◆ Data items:
_ _ _ _ _ _ _
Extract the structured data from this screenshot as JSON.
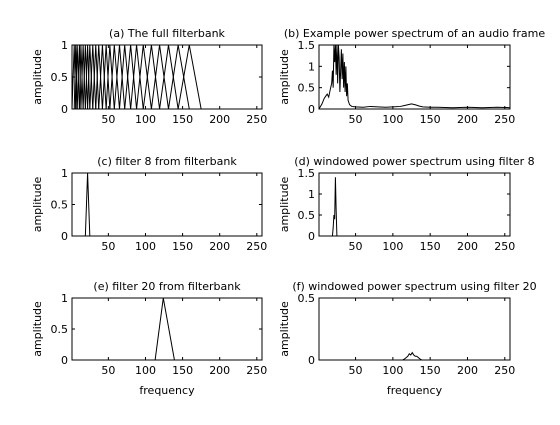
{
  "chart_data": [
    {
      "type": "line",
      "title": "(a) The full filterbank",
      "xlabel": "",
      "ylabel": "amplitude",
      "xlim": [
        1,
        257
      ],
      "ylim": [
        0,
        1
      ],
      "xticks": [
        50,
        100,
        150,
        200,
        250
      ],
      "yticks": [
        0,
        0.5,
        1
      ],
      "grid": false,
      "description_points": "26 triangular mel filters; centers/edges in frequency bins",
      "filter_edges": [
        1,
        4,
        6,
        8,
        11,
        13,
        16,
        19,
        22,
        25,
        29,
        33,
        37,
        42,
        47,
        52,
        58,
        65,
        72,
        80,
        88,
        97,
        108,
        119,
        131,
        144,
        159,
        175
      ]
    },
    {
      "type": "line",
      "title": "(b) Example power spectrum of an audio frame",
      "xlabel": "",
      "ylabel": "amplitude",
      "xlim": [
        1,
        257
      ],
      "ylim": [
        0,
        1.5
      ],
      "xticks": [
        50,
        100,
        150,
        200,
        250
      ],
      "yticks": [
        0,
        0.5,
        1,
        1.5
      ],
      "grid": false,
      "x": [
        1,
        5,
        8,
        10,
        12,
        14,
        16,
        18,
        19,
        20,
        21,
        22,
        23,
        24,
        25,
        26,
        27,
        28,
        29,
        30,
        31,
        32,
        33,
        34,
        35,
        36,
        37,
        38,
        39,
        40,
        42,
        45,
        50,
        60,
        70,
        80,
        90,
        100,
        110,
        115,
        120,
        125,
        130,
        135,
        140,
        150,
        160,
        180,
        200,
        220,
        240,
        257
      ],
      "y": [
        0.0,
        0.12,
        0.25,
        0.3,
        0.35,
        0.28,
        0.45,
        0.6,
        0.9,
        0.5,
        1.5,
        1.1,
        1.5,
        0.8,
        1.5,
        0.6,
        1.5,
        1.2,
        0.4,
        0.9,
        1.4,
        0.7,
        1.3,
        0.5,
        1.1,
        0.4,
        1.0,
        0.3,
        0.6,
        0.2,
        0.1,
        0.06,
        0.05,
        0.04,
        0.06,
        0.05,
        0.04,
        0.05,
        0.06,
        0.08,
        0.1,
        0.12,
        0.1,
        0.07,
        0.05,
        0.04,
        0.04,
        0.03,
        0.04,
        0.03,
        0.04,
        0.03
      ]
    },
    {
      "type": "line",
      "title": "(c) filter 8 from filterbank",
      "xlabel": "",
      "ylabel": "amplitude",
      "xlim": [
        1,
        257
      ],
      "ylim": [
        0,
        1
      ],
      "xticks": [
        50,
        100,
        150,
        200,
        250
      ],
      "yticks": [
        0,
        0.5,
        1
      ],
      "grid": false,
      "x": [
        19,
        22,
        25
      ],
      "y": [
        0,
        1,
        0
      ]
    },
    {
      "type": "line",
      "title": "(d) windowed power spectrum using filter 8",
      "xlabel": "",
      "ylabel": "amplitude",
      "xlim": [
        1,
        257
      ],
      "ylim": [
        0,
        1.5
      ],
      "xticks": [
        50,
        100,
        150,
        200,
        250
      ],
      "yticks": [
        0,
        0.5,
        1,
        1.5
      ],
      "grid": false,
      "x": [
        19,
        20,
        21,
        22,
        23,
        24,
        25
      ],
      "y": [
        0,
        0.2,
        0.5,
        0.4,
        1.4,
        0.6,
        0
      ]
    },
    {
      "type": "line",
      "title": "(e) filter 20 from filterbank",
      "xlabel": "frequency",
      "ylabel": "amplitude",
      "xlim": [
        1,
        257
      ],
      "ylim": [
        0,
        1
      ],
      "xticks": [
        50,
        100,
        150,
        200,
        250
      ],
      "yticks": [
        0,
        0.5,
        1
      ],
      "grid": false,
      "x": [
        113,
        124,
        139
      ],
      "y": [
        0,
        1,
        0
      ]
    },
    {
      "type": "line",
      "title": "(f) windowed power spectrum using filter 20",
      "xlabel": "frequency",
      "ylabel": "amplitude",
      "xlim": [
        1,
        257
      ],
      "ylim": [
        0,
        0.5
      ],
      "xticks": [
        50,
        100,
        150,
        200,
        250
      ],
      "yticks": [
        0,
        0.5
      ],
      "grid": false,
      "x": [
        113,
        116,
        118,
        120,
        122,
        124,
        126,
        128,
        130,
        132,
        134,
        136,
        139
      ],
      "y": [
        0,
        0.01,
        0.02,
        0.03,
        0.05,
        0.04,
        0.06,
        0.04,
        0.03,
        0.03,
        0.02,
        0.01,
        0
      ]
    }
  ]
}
_ _ _ _ _ _ _
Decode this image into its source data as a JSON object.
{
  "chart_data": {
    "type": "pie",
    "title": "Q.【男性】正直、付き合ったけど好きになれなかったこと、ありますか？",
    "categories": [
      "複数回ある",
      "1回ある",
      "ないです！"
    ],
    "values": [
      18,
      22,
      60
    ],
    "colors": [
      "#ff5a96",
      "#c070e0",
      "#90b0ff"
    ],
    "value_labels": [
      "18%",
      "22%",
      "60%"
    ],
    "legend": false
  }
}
_ _ _ _ _ _ _
◆ WHAT TO DO:
Copy every line in the records above that contains the word "using".

◆ THE REPLY:
      "title": "(d) windowed power spectrum using filter 8",
      "title": "(f) windowed power spectrum using filter 20",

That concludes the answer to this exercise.